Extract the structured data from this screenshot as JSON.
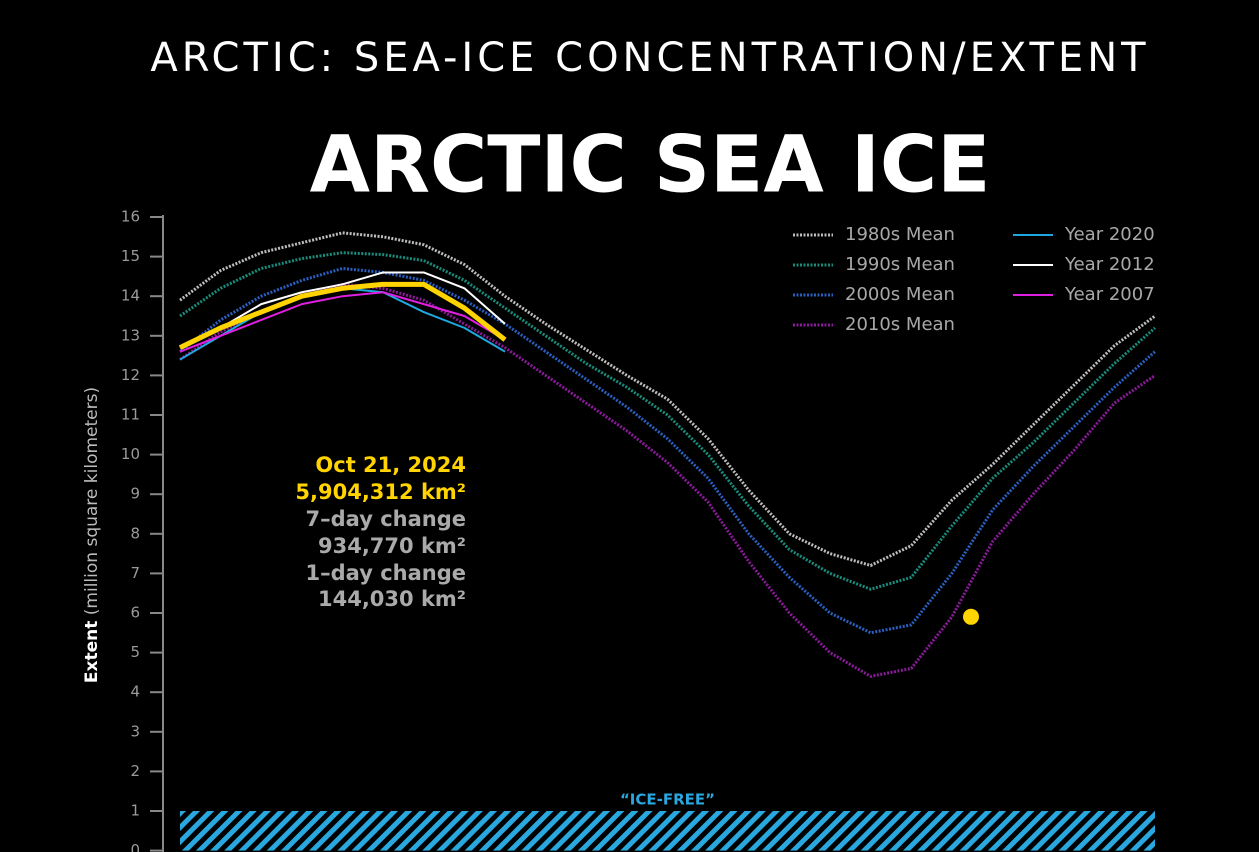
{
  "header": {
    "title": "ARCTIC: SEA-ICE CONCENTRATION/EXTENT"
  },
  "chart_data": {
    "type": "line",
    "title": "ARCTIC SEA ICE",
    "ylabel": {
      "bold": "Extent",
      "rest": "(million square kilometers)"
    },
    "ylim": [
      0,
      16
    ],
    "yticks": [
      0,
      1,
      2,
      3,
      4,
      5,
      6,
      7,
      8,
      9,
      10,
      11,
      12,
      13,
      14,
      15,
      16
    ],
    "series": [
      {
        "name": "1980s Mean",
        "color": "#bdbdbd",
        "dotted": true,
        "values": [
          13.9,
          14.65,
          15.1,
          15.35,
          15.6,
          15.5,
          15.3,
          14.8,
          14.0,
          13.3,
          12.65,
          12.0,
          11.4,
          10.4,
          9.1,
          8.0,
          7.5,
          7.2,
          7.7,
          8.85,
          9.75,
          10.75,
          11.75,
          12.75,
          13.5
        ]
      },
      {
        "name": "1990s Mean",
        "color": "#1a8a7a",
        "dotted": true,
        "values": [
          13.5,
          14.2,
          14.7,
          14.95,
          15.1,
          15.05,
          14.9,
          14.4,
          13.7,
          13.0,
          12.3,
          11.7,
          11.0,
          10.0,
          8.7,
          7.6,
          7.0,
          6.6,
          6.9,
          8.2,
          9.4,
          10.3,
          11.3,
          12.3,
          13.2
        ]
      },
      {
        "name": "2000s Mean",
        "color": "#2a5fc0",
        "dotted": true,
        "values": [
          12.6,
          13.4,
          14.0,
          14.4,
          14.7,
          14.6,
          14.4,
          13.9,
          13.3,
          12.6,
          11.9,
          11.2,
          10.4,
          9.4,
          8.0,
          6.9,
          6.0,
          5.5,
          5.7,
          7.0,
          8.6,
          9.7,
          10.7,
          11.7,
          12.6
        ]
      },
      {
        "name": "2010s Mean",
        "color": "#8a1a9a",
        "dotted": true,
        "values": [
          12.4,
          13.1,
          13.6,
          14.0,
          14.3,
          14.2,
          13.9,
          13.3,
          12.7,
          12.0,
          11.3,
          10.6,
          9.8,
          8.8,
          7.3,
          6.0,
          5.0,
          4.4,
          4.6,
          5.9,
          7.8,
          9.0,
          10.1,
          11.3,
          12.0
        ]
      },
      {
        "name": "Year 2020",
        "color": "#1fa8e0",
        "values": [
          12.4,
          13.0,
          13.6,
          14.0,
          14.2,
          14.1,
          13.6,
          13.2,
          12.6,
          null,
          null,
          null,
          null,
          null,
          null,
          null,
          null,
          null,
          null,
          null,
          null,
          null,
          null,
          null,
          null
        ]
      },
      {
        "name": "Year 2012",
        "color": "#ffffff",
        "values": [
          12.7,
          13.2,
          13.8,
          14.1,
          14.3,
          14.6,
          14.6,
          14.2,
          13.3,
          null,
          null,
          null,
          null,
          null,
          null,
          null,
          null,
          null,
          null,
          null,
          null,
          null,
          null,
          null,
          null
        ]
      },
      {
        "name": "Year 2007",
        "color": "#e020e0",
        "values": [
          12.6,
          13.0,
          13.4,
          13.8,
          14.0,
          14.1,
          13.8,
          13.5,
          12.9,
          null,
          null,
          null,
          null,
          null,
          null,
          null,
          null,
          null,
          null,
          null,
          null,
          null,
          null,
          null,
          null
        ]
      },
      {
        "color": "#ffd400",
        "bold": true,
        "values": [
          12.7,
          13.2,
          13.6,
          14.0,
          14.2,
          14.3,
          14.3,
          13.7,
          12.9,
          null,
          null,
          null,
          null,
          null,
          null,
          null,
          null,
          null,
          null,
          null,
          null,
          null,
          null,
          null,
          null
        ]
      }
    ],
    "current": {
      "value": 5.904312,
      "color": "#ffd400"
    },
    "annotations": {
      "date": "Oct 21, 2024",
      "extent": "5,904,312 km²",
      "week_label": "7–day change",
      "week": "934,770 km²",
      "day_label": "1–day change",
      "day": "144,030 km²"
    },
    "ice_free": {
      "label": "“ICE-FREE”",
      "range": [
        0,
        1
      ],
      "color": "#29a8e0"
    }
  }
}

* * *

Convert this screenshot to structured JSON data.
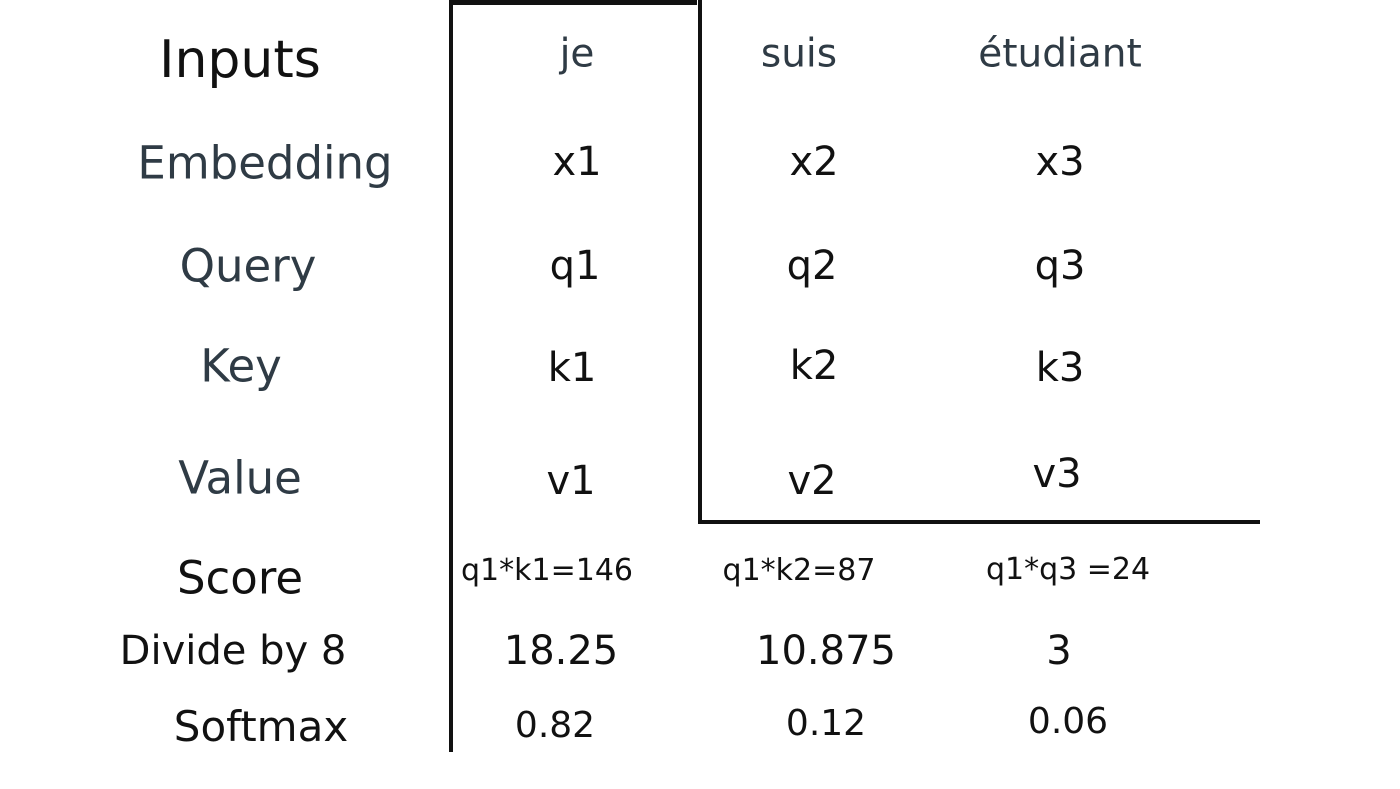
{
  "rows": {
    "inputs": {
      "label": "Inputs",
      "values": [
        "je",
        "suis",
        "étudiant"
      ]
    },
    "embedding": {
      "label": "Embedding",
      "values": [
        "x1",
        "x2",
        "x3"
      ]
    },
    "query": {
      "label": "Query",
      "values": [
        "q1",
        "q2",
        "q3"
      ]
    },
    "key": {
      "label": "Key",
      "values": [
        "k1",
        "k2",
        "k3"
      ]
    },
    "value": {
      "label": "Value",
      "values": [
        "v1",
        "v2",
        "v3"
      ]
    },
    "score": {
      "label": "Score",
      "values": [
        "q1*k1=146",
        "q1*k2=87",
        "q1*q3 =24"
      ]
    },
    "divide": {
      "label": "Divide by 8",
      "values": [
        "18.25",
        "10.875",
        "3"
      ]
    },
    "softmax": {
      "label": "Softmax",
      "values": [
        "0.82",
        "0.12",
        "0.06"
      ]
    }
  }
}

EXERCISE GOAL. All lines of the data above that include the word "name" must be shown.

CORRECT RESPONSE.
        "name": "1980s Mean",
        "name": "1990s Mean",
        "name": "2000s Mean",
        "name": "2010s Mean",
        "name": "Year 2020",
        "name": "Year 2012",
        "name": "Year 2007",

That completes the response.